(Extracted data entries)
<<<<

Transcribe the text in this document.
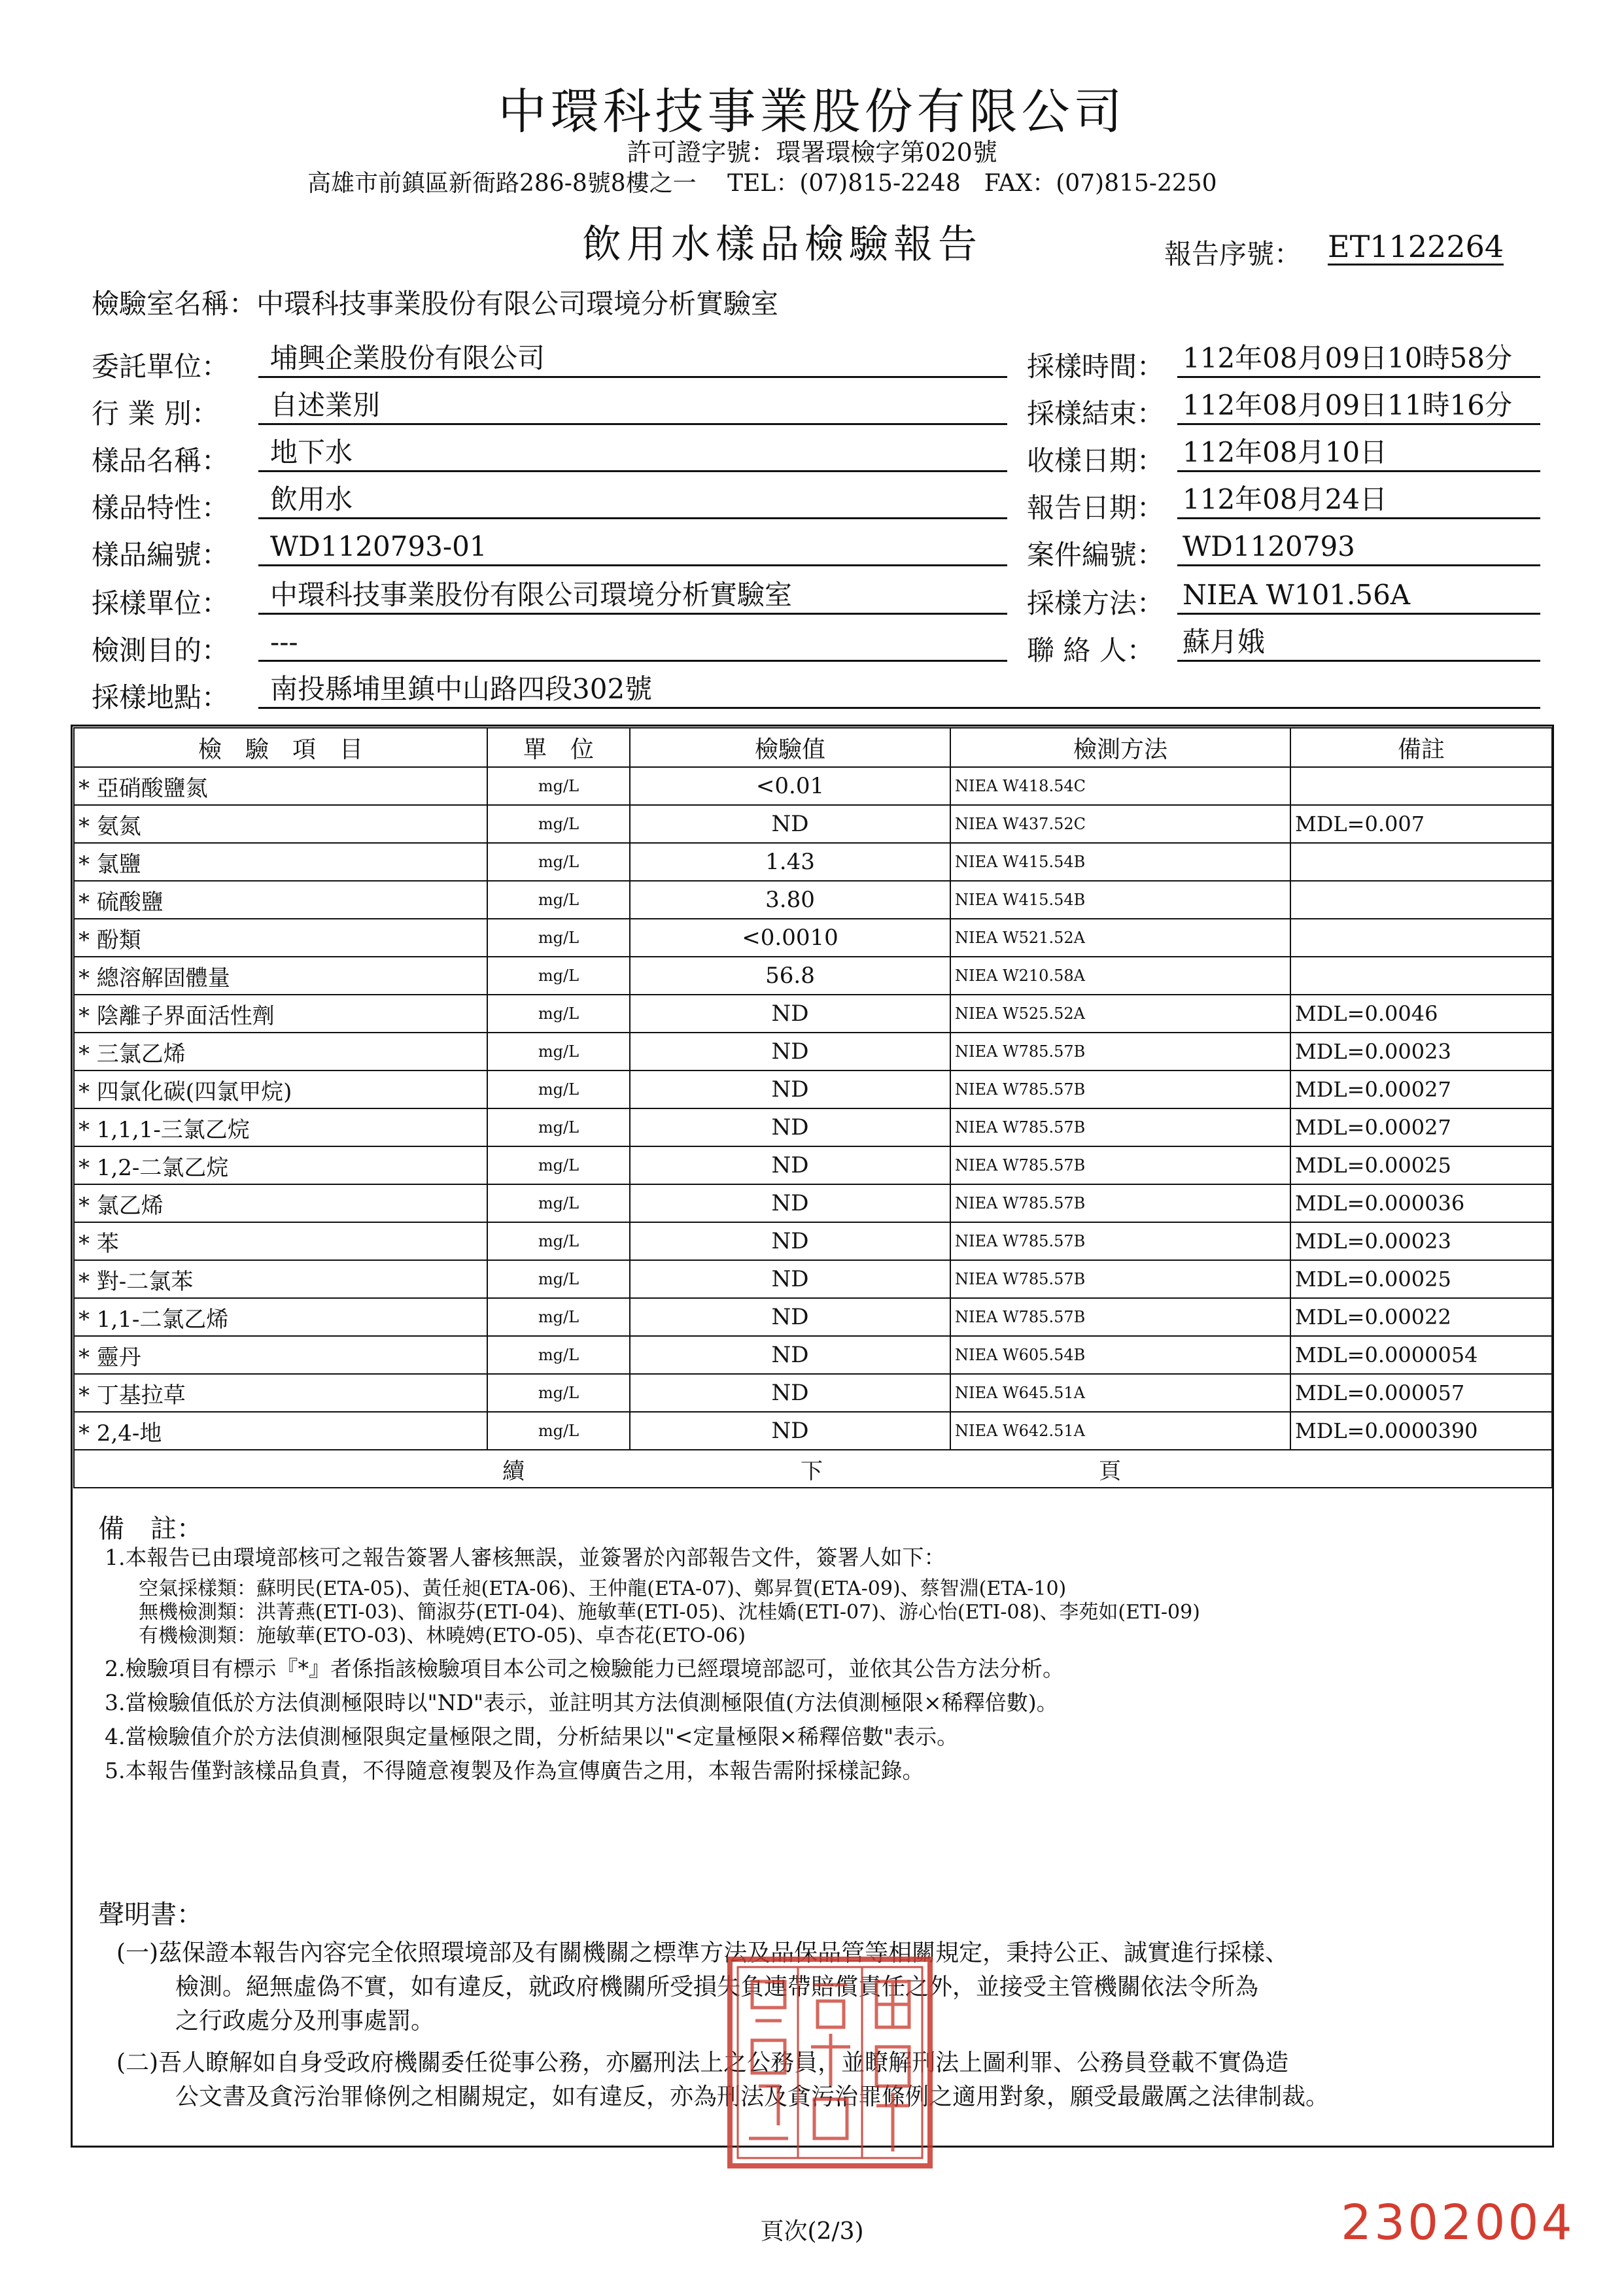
中環科技事業股份有限公司
許可證字號：環署環檢字第020號
高雄市前鎮區新衙路286-8號8樓之一　 TEL：(07)815-2248　FAX：(07)815-2250
飲用水樣品檢驗報告	報告序號： ET1122264
檢驗室名稱：中環科技事業股份有限公司環境分析實驗室
委託單位：	埔興企業股份有限公司
行 業 別：	自述業別
樣品名稱：	地下水
樣品特性：	飲用水
樣品編號：	WD1120793-01
採樣單位：	中環科技事業股份有限公司環境分析實驗室
檢測目的：	---
採樣地點：	南投縣埔里鎮中山路四段302號
採樣時間： 112年08月09日10時58分
採樣結束： 112年08月09日11時16分
收樣日期： 112年08月10日
報告日期： 112年08月24日
案件編號： WD1120793
採樣方法： NIEA W101.56A
聯 絡 人： 蘇月娥
檢　驗　項　目	單　位	檢驗值	檢測方法	備註	
* 亞硝酸鹽氮	mg/L	<0.01	NIEA W418.54C		
* 氨氮	mg/L	ND	NIEA W437.52C	MDL=0.007	
* 氯鹽	mg/L	1.43	NIEA W415.54B		
* 硫酸鹽	mg/L	3.80	NIEA W415.54B		
* 酚類	mg/L	<0.0010	NIEA W521.52A		
* 總溶解固體量	mg/L	56.8	NIEA W210.58A		
* 陰離子界面活性劑	mg/L	ND	NIEA W525.52A	MDL=0.0046	
* 三氯乙烯	mg/L	ND	NIEA W785.57B	MDL=0.00023	
* 四氯化碳(四氯甲烷)	mg/L	ND	NIEA W785.57B	MDL=0.00027	
* 1,1,1-三氯乙烷	mg/L	ND	NIEA W785.57B	MDL=0.00027	
* 1,2-二氯乙烷	mg/L	ND	NIEA W785.57B	MDL=0.00025	
* 氯乙烯	mg/L	ND	NIEA W785.57B	MDL=0.000036	
* 苯	mg/L	ND	NIEA W785.57B	MDL=0.00023	
* 對-二氯苯	mg/L	ND	NIEA W785.57B	MDL=0.00025	
* 1,1-二氯乙烯	mg/L	ND	NIEA W785.57B	MDL=0.00022	
* 靈丹	mg/L	ND	NIEA W605.54B	MDL=0.0000054	
* 丁基拉草	mg/L	ND	NIEA W645.51A	MDL=0.000057	
* 2,4-地	mg/L	ND	NIEA W642.51A	MDL=0.0000390	
續　　　　　　　　　　　下　　　　　　　　　　　頁					
備　註：
1.本報告已由環境部核可之報告簽署人審核無誤，並簽署於內部報告文件，簽署人如下：
空氣採樣類：蘇明民(ETA-05)、黃任昶(ETA-06)、王仲龍(ETA-07)、鄭昇賀(ETA-09)、蔡智淵(ETA-10)
無機檢測類：洪菁燕(ETI-03)、簡淑芬(ETI-04)、施敏華(ETI-05)、沈桂嬌(ETI-07)、游心怡(ETI-08)、李苑如(ETI-09)
有機檢測類：施敏華(ETO-03)、林曉娉(ETO-05)、卓杏花(ETO-06)
2.檢驗項目有標示『*』者係指該檢驗項目本公司之檢驗能力已經環境部認可，並依其公告方法分析。
3.當檢驗值低於方法偵測極限時以"ND"表示，並註明其方法偵測極限值(方法偵測極限×稀釋倍數)。
4.當檢驗值介於方法偵測極限與定量極限之間，分析結果以"<定量極限×稀釋倍數"表示。
5.本報告僅對該樣品負責，不得隨意複製及作為宣傳廣告之用，本報告需附採樣記錄。
聲明書：
(一)茲保證本報告內容完全依照環境部及有關機關之標準方法及品保品管等相關規定，秉持公正、誠實進行採樣、
檢測。絕無虛偽不實，如有違反，就政府機關所受損失負連帶賠償責任之外，並接受主管機關依法令所為
之行政處分及刑事處罰。
(二)吾人瞭解如自身受政府機關委任從事公務，亦屬刑法上之公務員，並瞭解刑法上圖利罪、公務員登載不實偽造
公文書及貪污治罪條例之相關規定，如有違反，亦為刑法及貪污治罪條例之適用對象，願受最嚴厲之法律制裁。
頁次(2/3)	2302004
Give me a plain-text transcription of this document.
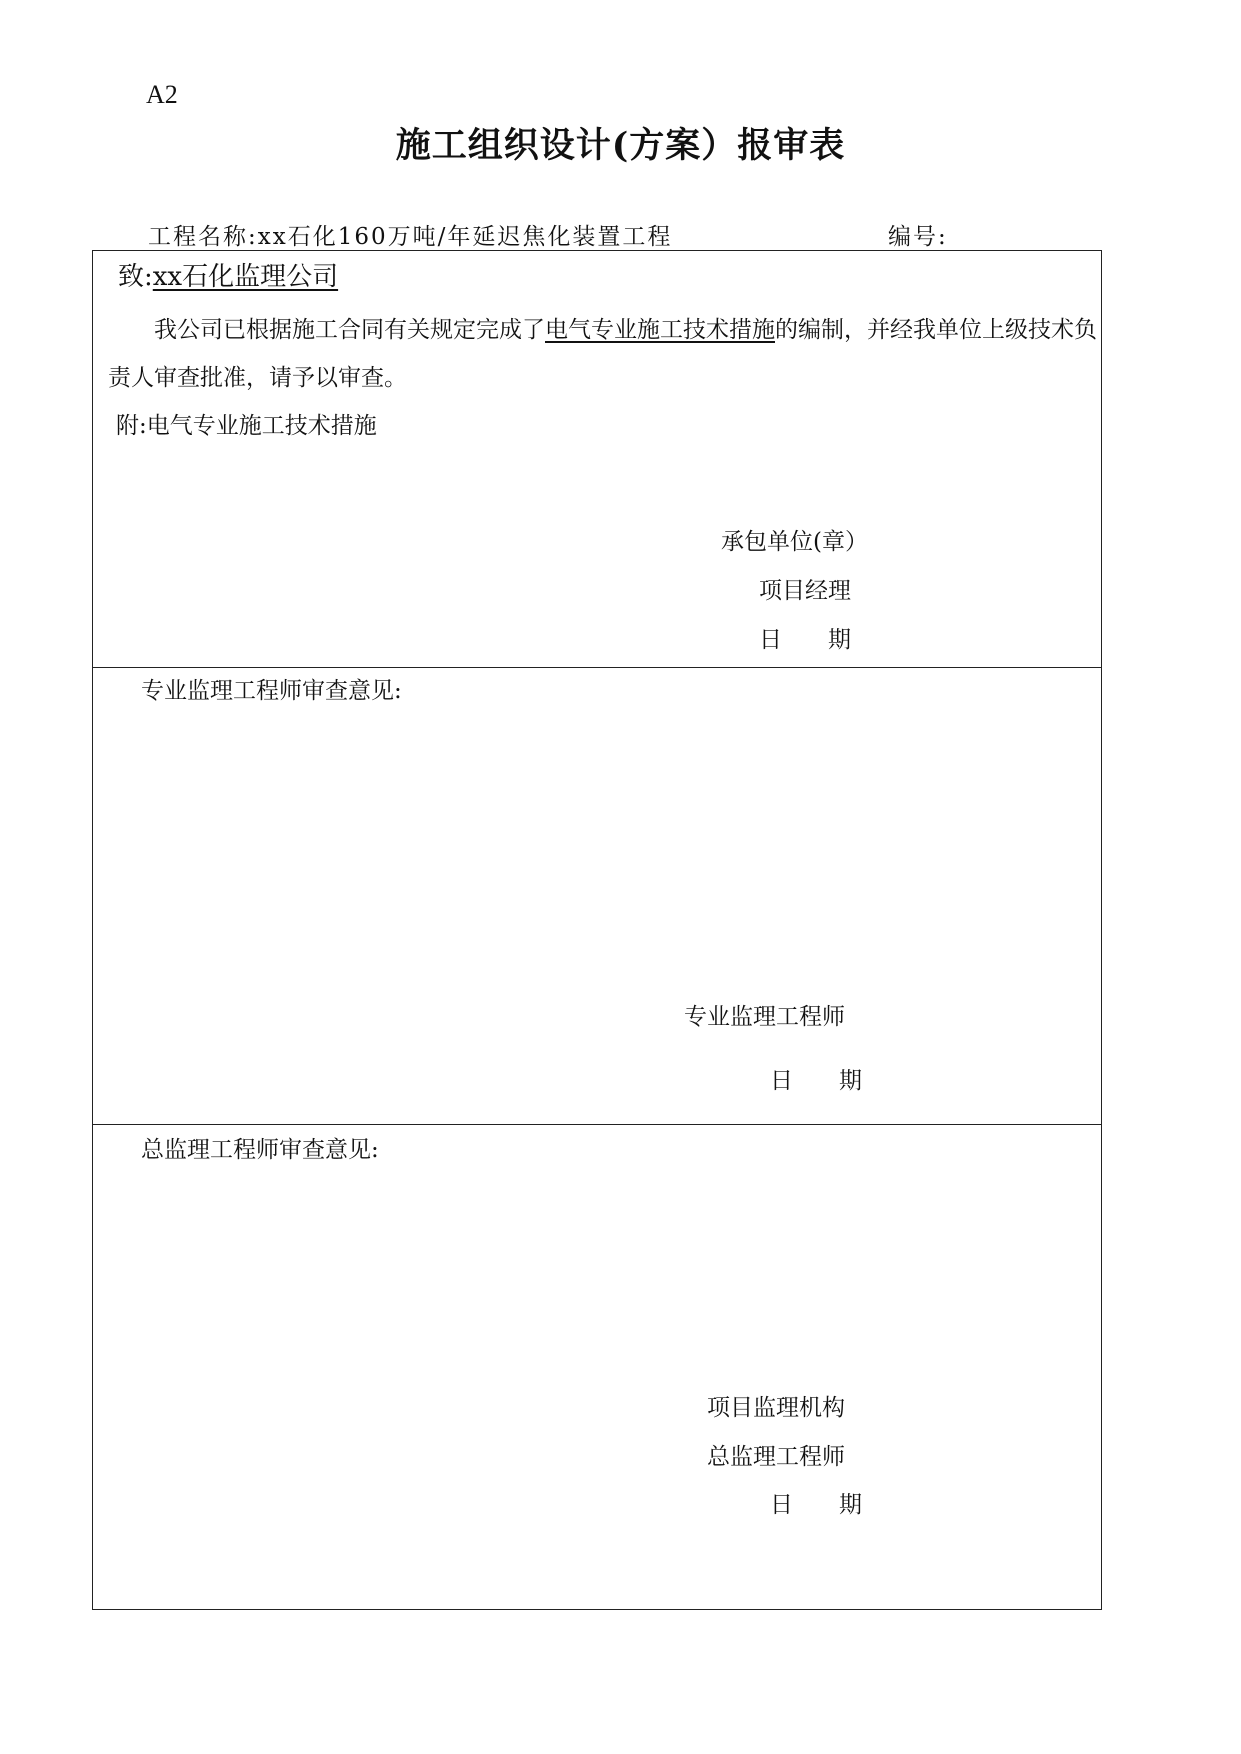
A2
施工组织设计(方案）报审表
工程名称:xx石化160万吨/年延迟焦化装置工程	编号:
致:xx石化监理公司
我公司已根据施工合同有关规定完成了电气专业施工技术措施的编制，并经我单位上级技术负责人审查批准，请予以审查。
附:电气专业施工技术措施
承包单位(章）
项目经理
日　　期
专业监理工程师审查意见:
专业监理工程师
日　　期
总监理工程师审查意见:
项目监理机构
总监理工程师
日　　期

>>>>

> _SHORT TASK_: Look over the material above and show each line where "this" appears.

> _COMPLETE OUTPUT_:
Transcribe the text in this document.
Give me a plain-text transcription of this document.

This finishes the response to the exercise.